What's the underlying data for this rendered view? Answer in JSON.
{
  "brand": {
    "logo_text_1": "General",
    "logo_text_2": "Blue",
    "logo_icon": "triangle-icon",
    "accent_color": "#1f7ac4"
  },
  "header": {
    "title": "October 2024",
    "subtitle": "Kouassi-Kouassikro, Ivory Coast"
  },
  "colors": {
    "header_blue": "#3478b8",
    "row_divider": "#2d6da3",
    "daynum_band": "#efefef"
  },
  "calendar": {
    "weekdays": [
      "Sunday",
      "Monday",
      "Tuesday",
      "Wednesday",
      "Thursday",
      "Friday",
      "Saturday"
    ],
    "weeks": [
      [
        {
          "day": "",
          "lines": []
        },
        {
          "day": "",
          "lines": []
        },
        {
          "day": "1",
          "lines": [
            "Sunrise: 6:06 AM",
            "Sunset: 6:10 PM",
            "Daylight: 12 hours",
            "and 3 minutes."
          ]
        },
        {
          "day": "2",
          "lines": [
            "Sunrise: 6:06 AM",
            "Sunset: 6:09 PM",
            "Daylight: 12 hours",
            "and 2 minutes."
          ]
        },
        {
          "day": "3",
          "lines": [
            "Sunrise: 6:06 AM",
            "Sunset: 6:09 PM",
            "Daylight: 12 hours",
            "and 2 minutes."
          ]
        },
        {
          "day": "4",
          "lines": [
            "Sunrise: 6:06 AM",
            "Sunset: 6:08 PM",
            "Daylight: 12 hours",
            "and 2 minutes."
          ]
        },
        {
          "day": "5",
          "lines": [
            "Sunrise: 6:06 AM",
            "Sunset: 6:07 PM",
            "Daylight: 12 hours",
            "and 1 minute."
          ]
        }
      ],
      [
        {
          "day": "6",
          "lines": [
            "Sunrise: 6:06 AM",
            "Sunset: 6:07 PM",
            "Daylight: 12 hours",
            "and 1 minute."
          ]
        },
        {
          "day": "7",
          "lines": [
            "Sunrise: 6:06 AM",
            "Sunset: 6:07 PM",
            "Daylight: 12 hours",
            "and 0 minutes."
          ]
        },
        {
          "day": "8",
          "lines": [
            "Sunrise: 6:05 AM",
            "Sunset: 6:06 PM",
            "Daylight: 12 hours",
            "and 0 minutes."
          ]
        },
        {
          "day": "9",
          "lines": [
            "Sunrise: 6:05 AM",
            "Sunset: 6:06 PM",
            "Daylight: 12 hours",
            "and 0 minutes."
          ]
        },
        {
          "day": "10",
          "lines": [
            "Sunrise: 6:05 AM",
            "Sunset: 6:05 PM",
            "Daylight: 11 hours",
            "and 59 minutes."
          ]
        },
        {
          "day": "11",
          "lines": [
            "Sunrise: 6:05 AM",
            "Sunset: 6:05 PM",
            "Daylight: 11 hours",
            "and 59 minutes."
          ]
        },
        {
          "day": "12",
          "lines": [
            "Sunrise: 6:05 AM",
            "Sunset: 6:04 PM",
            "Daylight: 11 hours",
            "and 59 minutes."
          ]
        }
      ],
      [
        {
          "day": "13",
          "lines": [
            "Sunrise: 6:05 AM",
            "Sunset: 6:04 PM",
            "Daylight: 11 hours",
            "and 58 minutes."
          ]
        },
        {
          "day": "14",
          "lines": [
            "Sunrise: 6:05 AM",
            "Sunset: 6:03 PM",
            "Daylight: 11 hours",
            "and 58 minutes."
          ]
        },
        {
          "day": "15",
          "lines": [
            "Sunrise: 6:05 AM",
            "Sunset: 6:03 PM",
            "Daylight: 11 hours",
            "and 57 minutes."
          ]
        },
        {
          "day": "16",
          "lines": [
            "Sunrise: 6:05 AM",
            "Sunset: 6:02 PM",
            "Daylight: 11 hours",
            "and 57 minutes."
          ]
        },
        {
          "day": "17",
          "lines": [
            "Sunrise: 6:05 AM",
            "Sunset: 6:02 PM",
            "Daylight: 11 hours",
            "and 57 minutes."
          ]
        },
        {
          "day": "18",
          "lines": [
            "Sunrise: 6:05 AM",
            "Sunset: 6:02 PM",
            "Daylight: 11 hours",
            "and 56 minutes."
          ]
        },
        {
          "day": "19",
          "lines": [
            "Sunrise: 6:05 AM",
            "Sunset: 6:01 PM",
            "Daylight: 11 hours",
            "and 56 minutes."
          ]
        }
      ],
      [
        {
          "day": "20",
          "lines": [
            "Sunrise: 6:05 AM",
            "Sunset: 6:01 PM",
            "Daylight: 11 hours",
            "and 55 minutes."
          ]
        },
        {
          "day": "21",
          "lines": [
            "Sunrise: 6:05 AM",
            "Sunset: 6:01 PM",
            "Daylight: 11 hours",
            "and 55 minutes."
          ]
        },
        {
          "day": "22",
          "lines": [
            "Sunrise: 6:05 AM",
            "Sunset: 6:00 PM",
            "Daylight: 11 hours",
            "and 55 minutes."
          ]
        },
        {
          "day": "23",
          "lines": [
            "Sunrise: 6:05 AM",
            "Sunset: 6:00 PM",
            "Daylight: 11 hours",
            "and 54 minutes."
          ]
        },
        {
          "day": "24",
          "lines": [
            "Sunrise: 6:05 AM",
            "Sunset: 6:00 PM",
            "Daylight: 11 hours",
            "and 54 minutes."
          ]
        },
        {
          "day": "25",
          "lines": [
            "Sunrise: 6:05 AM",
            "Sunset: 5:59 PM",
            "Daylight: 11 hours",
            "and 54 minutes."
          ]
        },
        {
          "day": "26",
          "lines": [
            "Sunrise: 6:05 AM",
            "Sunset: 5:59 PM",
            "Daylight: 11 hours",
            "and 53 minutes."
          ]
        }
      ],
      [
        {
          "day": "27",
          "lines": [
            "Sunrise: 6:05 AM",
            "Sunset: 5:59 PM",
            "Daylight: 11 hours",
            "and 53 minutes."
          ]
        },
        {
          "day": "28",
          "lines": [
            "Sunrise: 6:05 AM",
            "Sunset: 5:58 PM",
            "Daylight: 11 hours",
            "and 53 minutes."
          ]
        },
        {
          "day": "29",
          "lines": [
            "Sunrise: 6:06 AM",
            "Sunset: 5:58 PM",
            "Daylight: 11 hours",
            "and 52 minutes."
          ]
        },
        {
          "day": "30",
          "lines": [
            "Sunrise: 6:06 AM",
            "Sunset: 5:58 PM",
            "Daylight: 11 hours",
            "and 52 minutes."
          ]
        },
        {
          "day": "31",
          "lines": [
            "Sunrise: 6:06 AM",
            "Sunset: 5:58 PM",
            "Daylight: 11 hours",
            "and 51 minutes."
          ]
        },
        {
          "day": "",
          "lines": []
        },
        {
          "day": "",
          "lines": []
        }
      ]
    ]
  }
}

- PROBLEM DETAILS -
Print out all the entries precisely as written.

- COMPLETE OUTPUT -
What's the underlying data for this rendered view? Answer in JSON.
{
  "brand": {
    "logo_text_1": "General",
    "logo_text_2": "Blue",
    "logo_icon": "triangle-icon",
    "accent_color": "#1f7ac4"
  },
  "header": {
    "title": "October 2024",
    "subtitle": "Kouassi-Kouassikro, Ivory Coast"
  },
  "colors": {
    "header_blue": "#3478b8",
    "row_divider": "#2d6da3",
    "daynum_band": "#efefef"
  },
  "calendar": {
    "weekdays": [
      "Sunday",
      "Monday",
      "Tuesday",
      "Wednesday",
      "Thursday",
      "Friday",
      "Saturday"
    ],
    "weeks": [
      [
        {
          "day": "",
          "lines": []
        },
        {
          "day": "",
          "lines": []
        },
        {
          "day": "1",
          "lines": [
            "Sunrise: 6:06 AM",
            "Sunset: 6:10 PM",
            "Daylight: 12 hours",
            "and 3 minutes."
          ]
        },
        {
          "day": "2",
          "lines": [
            "Sunrise: 6:06 AM",
            "Sunset: 6:09 PM",
            "Daylight: 12 hours",
            "and 2 minutes."
          ]
        },
        {
          "day": "3",
          "lines": [
            "Sunrise: 6:06 AM",
            "Sunset: 6:09 PM",
            "Daylight: 12 hours",
            "and 2 minutes."
          ]
        },
        {
          "day": "4",
          "lines": [
            "Sunrise: 6:06 AM",
            "Sunset: 6:08 PM",
            "Daylight: 12 hours",
            "and 2 minutes."
          ]
        },
        {
          "day": "5",
          "lines": [
            "Sunrise: 6:06 AM",
            "Sunset: 6:07 PM",
            "Daylight: 12 hours",
            "and 1 minute."
          ]
        }
      ],
      [
        {
          "day": "6",
          "lines": [
            "Sunrise: 6:06 AM",
            "Sunset: 6:07 PM",
            "Daylight: 12 hours",
            "and 1 minute."
          ]
        },
        {
          "day": "7",
          "lines": [
            "Sunrise: 6:06 AM",
            "Sunset: 6:07 PM",
            "Daylight: 12 hours",
            "and 0 minutes."
          ]
        },
        {
          "day": "8",
          "lines": [
            "Sunrise: 6:05 AM",
            "Sunset: 6:06 PM",
            "Daylight: 12 hours",
            "and 0 minutes."
          ]
        },
        {
          "day": "9",
          "lines": [
            "Sunrise: 6:05 AM",
            "Sunset: 6:06 PM",
            "Daylight: 12 hours",
            "and 0 minutes."
          ]
        },
        {
          "day": "10",
          "lines": [
            "Sunrise: 6:05 AM",
            "Sunset: 6:05 PM",
            "Daylight: 11 hours",
            "and 59 minutes."
          ]
        },
        {
          "day": "11",
          "lines": [
            "Sunrise: 6:05 AM",
            "Sunset: 6:05 PM",
            "Daylight: 11 hours",
            "and 59 minutes."
          ]
        },
        {
          "day": "12",
          "lines": [
            "Sunrise: 6:05 AM",
            "Sunset: 6:04 PM",
            "Daylight: 11 hours",
            "and 59 minutes."
          ]
        }
      ],
      [
        {
          "day": "13",
          "lines": [
            "Sunrise: 6:05 AM",
            "Sunset: 6:04 PM",
            "Daylight: 11 hours",
            "and 58 minutes."
          ]
        },
        {
          "day": "14",
          "lines": [
            "Sunrise: 6:05 AM",
            "Sunset: 6:03 PM",
            "Daylight: 11 hours",
            "and 58 minutes."
          ]
        },
        {
          "day": "15",
          "lines": [
            "Sunrise: 6:05 AM",
            "Sunset: 6:03 PM",
            "Daylight: 11 hours",
            "and 57 minutes."
          ]
        },
        {
          "day": "16",
          "lines": [
            "Sunrise: 6:05 AM",
            "Sunset: 6:02 PM",
            "Daylight: 11 hours",
            "and 57 minutes."
          ]
        },
        {
          "day": "17",
          "lines": [
            "Sunrise: 6:05 AM",
            "Sunset: 6:02 PM",
            "Daylight: 11 hours",
            "and 57 minutes."
          ]
        },
        {
          "day": "18",
          "lines": [
            "Sunrise: 6:05 AM",
            "Sunset: 6:02 PM",
            "Daylight: 11 hours",
            "and 56 minutes."
          ]
        },
        {
          "day": "19",
          "lines": [
            "Sunrise: 6:05 AM",
            "Sunset: 6:01 PM",
            "Daylight: 11 hours",
            "and 56 minutes."
          ]
        }
      ],
      [
        {
          "day": "20",
          "lines": [
            "Sunrise: 6:05 AM",
            "Sunset: 6:01 PM",
            "Daylight: 11 hours",
            "and 55 minutes."
          ]
        },
        {
          "day": "21",
          "lines": [
            "Sunrise: 6:05 AM",
            "Sunset: 6:01 PM",
            "Daylight: 11 hours",
            "and 55 minutes."
          ]
        },
        {
          "day": "22",
          "lines": [
            "Sunrise: 6:05 AM",
            "Sunset: 6:00 PM",
            "Daylight: 11 hours",
            "and 55 minutes."
          ]
        },
        {
          "day": "23",
          "lines": [
            "Sunrise: 6:05 AM",
            "Sunset: 6:00 PM",
            "Daylight: 11 hours",
            "and 54 minutes."
          ]
        },
        {
          "day": "24",
          "lines": [
            "Sunrise: 6:05 AM",
            "Sunset: 6:00 PM",
            "Daylight: 11 hours",
            "and 54 minutes."
          ]
        },
        {
          "day": "25",
          "lines": [
            "Sunrise: 6:05 AM",
            "Sunset: 5:59 PM",
            "Daylight: 11 hours",
            "and 54 minutes."
          ]
        },
        {
          "day": "26",
          "lines": [
            "Sunrise: 6:05 AM",
            "Sunset: 5:59 PM",
            "Daylight: 11 hours",
            "and 53 minutes."
          ]
        }
      ],
      [
        {
          "day": "27",
          "lines": [
            "Sunrise: 6:05 AM",
            "Sunset: 5:59 PM",
            "Daylight: 11 hours",
            "and 53 minutes."
          ]
        },
        {
          "day": "28",
          "lines": [
            "Sunrise: 6:05 AM",
            "Sunset: 5:58 PM",
            "Daylight: 11 hours",
            "and 53 minutes."
          ]
        },
        {
          "day": "29",
          "lines": [
            "Sunrise: 6:06 AM",
            "Sunset: 5:58 PM",
            "Daylight: 11 hours",
            "and 52 minutes."
          ]
        },
        {
          "day": "30",
          "lines": [
            "Sunrise: 6:06 AM",
            "Sunset: 5:58 PM",
            "Daylight: 11 hours",
            "and 52 minutes."
          ]
        },
        {
          "day": "31",
          "lines": [
            "Sunrise: 6:06 AM",
            "Sunset: 5:58 PM",
            "Daylight: 11 hours",
            "and 51 minutes."
          ]
        },
        {
          "day": "",
          "lines": []
        },
        {
          "day": "",
          "lines": []
        }
      ]
    ]
  }
}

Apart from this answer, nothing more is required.